Whenever a line below holds the word "this", copy that line.

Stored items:
§ §
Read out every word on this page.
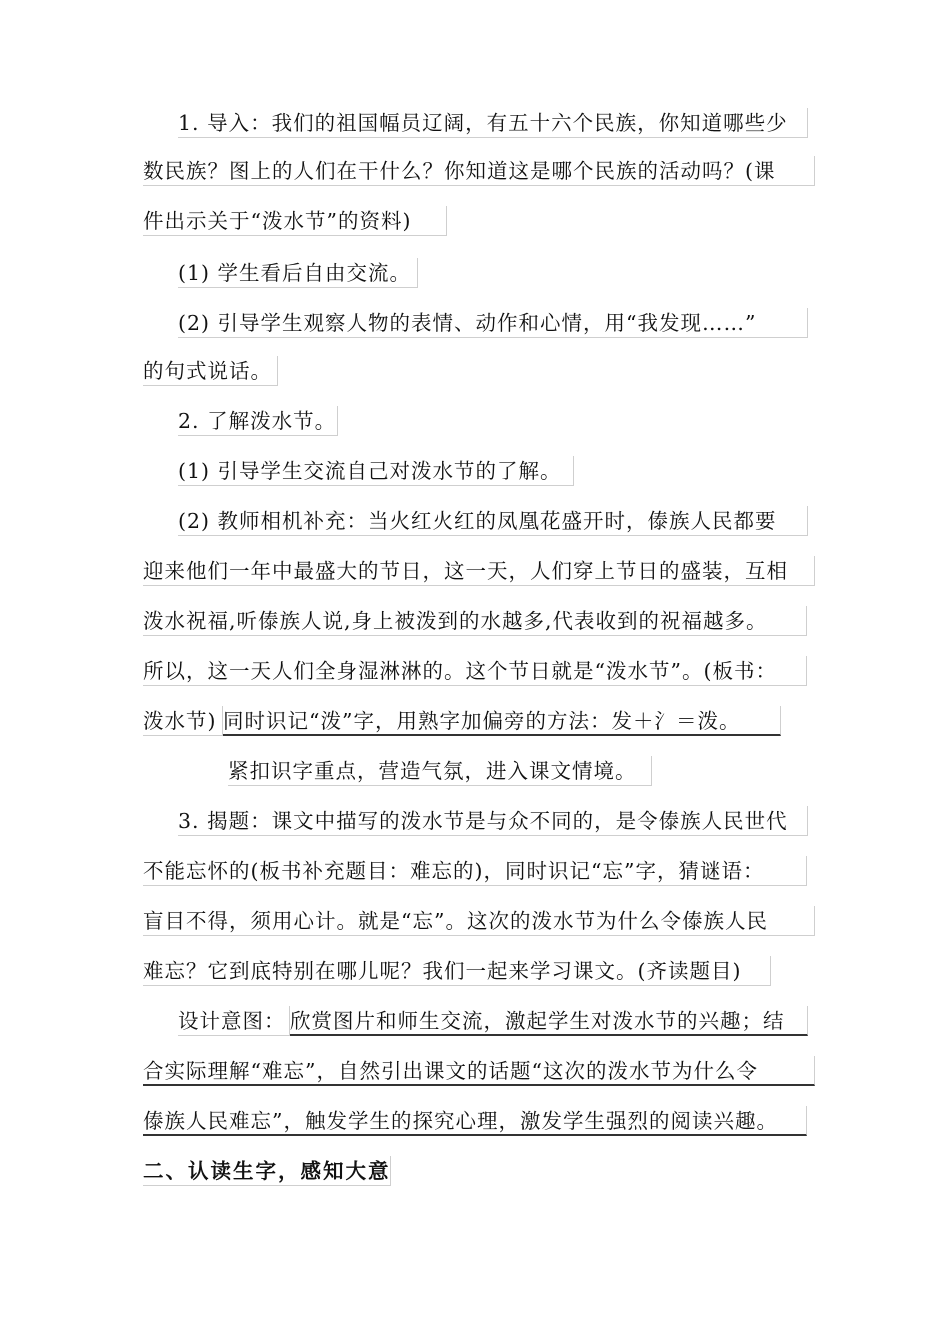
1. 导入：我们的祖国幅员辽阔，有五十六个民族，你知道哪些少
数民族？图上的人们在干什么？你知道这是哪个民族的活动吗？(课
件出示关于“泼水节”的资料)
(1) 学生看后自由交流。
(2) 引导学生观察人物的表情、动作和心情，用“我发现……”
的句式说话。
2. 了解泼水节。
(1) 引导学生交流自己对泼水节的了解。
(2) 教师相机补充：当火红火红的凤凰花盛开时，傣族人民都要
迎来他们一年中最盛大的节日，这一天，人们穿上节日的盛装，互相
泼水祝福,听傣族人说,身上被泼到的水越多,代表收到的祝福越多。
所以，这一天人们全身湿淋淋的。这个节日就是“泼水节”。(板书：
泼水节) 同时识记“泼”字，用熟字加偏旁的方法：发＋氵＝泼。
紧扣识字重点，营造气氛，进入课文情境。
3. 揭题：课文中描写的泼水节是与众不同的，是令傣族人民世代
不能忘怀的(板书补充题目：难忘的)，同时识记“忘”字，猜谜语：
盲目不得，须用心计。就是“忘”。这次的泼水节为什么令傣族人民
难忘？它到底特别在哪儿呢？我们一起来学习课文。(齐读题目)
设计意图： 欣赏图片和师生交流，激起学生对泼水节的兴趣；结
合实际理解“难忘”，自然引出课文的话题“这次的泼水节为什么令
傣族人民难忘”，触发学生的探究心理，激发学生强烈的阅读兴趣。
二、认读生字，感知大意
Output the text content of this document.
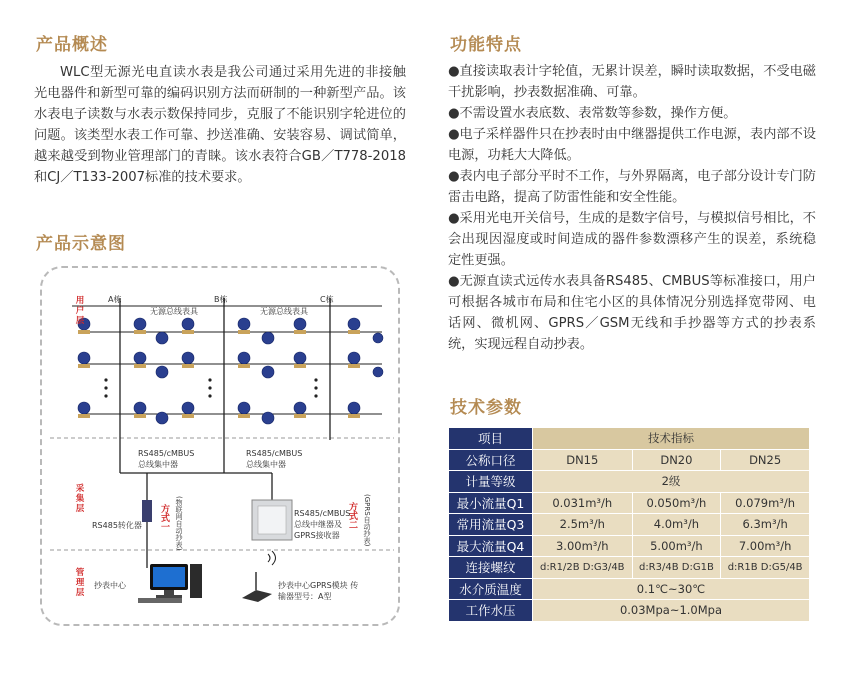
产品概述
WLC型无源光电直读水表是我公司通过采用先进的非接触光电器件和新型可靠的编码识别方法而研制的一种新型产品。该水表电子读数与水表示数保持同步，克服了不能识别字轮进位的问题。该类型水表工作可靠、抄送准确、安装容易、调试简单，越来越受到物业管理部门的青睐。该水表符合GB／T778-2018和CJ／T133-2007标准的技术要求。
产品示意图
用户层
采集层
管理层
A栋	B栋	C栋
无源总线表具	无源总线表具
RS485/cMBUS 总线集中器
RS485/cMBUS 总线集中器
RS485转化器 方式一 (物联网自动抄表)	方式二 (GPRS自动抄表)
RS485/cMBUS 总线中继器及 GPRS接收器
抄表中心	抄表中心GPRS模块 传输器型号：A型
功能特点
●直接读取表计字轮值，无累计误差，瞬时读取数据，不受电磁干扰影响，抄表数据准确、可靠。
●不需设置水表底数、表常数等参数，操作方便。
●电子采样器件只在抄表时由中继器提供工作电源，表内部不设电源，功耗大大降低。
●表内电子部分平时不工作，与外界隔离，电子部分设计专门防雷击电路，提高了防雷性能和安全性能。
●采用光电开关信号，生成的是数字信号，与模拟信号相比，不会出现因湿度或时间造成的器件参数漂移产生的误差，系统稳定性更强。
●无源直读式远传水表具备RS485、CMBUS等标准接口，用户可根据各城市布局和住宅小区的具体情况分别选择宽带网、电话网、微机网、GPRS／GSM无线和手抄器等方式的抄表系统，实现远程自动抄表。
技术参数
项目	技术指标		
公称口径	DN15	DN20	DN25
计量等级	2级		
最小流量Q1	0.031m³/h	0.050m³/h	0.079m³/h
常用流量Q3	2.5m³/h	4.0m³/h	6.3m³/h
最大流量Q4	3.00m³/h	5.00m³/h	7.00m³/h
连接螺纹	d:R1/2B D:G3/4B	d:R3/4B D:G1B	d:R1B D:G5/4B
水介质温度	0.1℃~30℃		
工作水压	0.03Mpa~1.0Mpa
§ §
_TASK RESPONSE_
Read out every word on this page.
Output the text content of this document.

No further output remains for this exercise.